> **INSTRUCTION**
Will you write out all the entries below exactly?

> **INFORMATION GIVEN**
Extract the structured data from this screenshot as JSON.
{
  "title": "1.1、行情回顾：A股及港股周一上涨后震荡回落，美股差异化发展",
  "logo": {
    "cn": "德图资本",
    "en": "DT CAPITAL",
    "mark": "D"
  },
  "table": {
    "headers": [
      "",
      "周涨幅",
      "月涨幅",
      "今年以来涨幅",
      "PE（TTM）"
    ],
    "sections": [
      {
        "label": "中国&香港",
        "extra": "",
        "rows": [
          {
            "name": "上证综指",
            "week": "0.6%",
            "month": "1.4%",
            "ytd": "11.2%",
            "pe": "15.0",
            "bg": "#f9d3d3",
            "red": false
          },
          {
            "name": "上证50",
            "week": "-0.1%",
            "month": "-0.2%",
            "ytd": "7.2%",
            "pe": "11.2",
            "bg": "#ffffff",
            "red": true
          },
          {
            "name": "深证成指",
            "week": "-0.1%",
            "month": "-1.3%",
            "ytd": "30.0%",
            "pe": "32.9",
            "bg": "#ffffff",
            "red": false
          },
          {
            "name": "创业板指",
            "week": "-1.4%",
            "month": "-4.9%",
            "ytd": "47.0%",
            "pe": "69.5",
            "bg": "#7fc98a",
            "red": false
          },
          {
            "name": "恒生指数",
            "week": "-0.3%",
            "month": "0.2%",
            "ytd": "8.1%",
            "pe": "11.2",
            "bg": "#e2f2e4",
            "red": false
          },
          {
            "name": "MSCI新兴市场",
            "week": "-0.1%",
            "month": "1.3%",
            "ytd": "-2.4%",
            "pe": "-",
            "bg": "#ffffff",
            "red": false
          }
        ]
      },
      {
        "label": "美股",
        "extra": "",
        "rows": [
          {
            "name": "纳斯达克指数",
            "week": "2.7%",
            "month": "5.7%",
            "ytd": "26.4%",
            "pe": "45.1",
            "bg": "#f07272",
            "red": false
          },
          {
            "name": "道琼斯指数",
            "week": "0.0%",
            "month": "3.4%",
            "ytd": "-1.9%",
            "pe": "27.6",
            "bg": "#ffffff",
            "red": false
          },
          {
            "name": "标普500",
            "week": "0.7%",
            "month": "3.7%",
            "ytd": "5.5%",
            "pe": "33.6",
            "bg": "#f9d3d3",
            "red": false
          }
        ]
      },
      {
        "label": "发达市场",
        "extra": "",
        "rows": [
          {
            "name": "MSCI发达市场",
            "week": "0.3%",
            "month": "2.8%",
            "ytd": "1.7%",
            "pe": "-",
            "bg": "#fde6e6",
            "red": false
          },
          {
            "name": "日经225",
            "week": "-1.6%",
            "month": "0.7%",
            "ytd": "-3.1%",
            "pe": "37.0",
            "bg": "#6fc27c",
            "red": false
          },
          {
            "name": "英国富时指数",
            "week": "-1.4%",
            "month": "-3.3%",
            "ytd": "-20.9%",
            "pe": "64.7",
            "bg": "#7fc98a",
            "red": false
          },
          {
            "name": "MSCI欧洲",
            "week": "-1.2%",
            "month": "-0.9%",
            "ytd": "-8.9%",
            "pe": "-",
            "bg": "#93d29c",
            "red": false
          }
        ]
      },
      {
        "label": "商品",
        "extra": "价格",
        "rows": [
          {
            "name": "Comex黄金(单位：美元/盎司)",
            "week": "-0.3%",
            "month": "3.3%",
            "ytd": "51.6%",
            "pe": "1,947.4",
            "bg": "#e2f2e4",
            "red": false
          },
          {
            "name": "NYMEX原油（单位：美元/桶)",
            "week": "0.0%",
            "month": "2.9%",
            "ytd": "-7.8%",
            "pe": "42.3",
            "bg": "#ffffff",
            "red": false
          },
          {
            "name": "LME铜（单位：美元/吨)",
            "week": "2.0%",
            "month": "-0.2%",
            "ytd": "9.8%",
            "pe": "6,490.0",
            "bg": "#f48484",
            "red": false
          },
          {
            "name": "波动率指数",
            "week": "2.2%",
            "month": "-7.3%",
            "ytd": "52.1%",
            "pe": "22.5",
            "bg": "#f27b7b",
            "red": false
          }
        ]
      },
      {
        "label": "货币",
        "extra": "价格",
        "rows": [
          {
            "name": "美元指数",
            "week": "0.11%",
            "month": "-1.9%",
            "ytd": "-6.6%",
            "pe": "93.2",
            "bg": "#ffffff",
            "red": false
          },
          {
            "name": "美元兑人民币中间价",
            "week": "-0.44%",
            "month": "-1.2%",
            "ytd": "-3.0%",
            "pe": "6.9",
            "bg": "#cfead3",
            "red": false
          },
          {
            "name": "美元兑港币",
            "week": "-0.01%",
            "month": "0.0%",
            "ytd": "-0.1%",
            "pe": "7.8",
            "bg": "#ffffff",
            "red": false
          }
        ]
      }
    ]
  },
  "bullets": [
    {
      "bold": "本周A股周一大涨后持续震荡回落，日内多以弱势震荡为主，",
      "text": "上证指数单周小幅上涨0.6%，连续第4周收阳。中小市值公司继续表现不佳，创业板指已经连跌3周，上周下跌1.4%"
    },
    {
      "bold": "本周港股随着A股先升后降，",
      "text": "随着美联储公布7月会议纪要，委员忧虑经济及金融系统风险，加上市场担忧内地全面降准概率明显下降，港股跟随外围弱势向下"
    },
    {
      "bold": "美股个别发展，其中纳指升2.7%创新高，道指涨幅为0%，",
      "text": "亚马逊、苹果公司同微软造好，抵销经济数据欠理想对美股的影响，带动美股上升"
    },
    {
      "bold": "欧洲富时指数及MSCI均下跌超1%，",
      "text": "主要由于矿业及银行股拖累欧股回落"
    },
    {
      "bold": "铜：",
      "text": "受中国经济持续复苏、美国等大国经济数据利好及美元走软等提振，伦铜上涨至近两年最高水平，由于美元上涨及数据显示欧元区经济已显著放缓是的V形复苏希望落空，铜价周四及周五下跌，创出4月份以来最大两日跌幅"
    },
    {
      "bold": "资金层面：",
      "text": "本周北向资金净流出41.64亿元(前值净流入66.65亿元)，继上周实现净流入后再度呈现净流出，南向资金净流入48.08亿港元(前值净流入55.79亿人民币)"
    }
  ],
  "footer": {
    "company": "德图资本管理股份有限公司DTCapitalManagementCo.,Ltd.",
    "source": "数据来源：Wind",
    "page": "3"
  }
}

> **WRITTEN REPLY**
Extract the structured data from this screenshot as JSON.
{
  "title": "1.1、行情回顾：A股及港股周一上涨后震荡回落，美股差异化发展",
  "logo": {
    "cn": "德图资本",
    "en": "DT CAPITAL",
    "mark": "D"
  },
  "table": {
    "headers": [
      "",
      "周涨幅",
      "月涨幅",
      "今年以来涨幅",
      "PE（TTM）"
    ],
    "sections": [
      {
        "label": "中国&香港",
        "extra": "",
        "rows": [
          {
            "name": "上证综指",
            "week": "0.6%",
            "month": "1.4%",
            "ytd": "11.2%",
            "pe": "15.0",
            "bg": "#f9d3d3",
            "red": false
          },
          {
            "name": "上证50",
            "week": "-0.1%",
            "month": "-0.2%",
            "ytd": "7.2%",
            "pe": "11.2",
            "bg": "#ffffff",
            "red": true
          },
          {
            "name": "深证成指",
            "week": "-0.1%",
            "month": "-1.3%",
            "ytd": "30.0%",
            "pe": "32.9",
            "bg": "#ffffff",
            "red": false
          },
          {
            "name": "创业板指",
            "week": "-1.4%",
            "month": "-4.9%",
            "ytd": "47.0%",
            "pe": "69.5",
            "bg": "#7fc98a",
            "red": false
          },
          {
            "name": "恒生指数",
            "week": "-0.3%",
            "month": "0.2%",
            "ytd": "8.1%",
            "pe": "11.2",
            "bg": "#e2f2e4",
            "red": false
          },
          {
            "name": "MSCI新兴市场",
            "week": "-0.1%",
            "month": "1.3%",
            "ytd": "-2.4%",
            "pe": "-",
            "bg": "#ffffff",
            "red": false
          }
        ]
      },
      {
        "label": "美股",
        "extra": "",
        "rows": [
          {
            "name": "纳斯达克指数",
            "week": "2.7%",
            "month": "5.7%",
            "ytd": "26.4%",
            "pe": "45.1",
            "bg": "#f07272",
            "red": false
          },
          {
            "name": "道琼斯指数",
            "week": "0.0%",
            "month": "3.4%",
            "ytd": "-1.9%",
            "pe": "27.6",
            "bg": "#ffffff",
            "red": false
          },
          {
            "name": "标普500",
            "week": "0.7%",
            "month": "3.7%",
            "ytd": "5.5%",
            "pe": "33.6",
            "bg": "#f9d3d3",
            "red": false
          }
        ]
      },
      {
        "label": "发达市场",
        "extra": "",
        "rows": [
          {
            "name": "MSCI发达市场",
            "week": "0.3%",
            "month": "2.8%",
            "ytd": "1.7%",
            "pe": "-",
            "bg": "#fde6e6",
            "red": false
          },
          {
            "name": "日经225",
            "week": "-1.6%",
            "month": "0.7%",
            "ytd": "-3.1%",
            "pe": "37.0",
            "bg": "#6fc27c",
            "red": false
          },
          {
            "name": "英国富时指数",
            "week": "-1.4%",
            "month": "-3.3%",
            "ytd": "-20.9%",
            "pe": "64.7",
            "bg": "#7fc98a",
            "red": false
          },
          {
            "name": "MSCI欧洲",
            "week": "-1.2%",
            "month": "-0.9%",
            "ytd": "-8.9%",
            "pe": "-",
            "bg": "#93d29c",
            "red": false
          }
        ]
      },
      {
        "label": "商品",
        "extra": "价格",
        "rows": [
          {
            "name": "Comex黄金(单位：美元/盎司)",
            "week": "-0.3%",
            "month": "3.3%",
            "ytd": "51.6%",
            "pe": "1,947.4",
            "bg": "#e2f2e4",
            "red": false
          },
          {
            "name": "NYMEX原油（单位：美元/桶)",
            "week": "0.0%",
            "month": "2.9%",
            "ytd": "-7.8%",
            "pe": "42.3",
            "bg": "#ffffff",
            "red": false
          },
          {
            "name": "LME铜（单位：美元/吨)",
            "week": "2.0%",
            "month": "-0.2%",
            "ytd": "9.8%",
            "pe": "6,490.0",
            "bg": "#f48484",
            "red": false
          },
          {
            "name": "波动率指数",
            "week": "2.2%",
            "month": "-7.3%",
            "ytd": "52.1%",
            "pe": "22.5",
            "bg": "#f27b7b",
            "red": false
          }
        ]
      },
      {
        "label": "货币",
        "extra": "价格",
        "rows": [
          {
            "name": "美元指数",
            "week": "0.11%",
            "month": "-1.9%",
            "ytd": "-6.6%",
            "pe": "93.2",
            "bg": "#ffffff",
            "red": false
          },
          {
            "name": "美元兑人民币中间价",
            "week": "-0.44%",
            "month": "-1.2%",
            "ytd": "-3.0%",
            "pe": "6.9",
            "bg": "#cfead3",
            "red": false
          },
          {
            "name": "美元兑港币",
            "week": "-0.01%",
            "month": "0.0%",
            "ytd": "-0.1%",
            "pe": "7.8",
            "bg": "#ffffff",
            "red": false
          }
        ]
      }
    ]
  },
  "bullets": [
    {
      "bold": "本周A股周一大涨后持续震荡回落，日内多以弱势震荡为主，",
      "text": "上证指数单周小幅上涨0.6%，连续第4周收阳。中小市值公司继续表现不佳，创业板指已经连跌3周，上周下跌1.4%"
    },
    {
      "bold": "本周港股随着A股先升后降，",
      "text": "随着美联储公布7月会议纪要，委员忧虑经济及金融系统风险，加上市场担忧内地全面降准概率明显下降，港股跟随外围弱势向下"
    },
    {
      "bold": "美股个别发展，其中纳指升2.7%创新高，道指涨幅为0%，",
      "text": "亚马逊、苹果公司同微软造好，抵销经济数据欠理想对美股的影响，带动美股上升"
    },
    {
      "bold": "欧洲富时指数及MSCI均下跌超1%，",
      "text": "主要由于矿业及银行股拖累欧股回落"
    },
    {
      "bold": "铜：",
      "text": "受中国经济持续复苏、美国等大国经济数据利好及美元走软等提振，伦铜上涨至近两年最高水平，由于美元上涨及数据显示欧元区经济已显著放缓是的V形复苏希望落空，铜价周四及周五下跌，创出4月份以来最大两日跌幅"
    },
    {
      "bold": "资金层面：",
      "text": "本周北向资金净流出41.64亿元(前值净流入66.65亿元)，继上周实现净流入后再度呈现净流出，南向资金净流入48.08亿港元(前值净流入55.79亿人民币)"
    }
  ],
  "footer": {
    "company": "德图资本管理股份有限公司DTCapitalManagementCo.,Ltd.",
    "source": "数据来源：Wind",
    "page": "3"
  }
}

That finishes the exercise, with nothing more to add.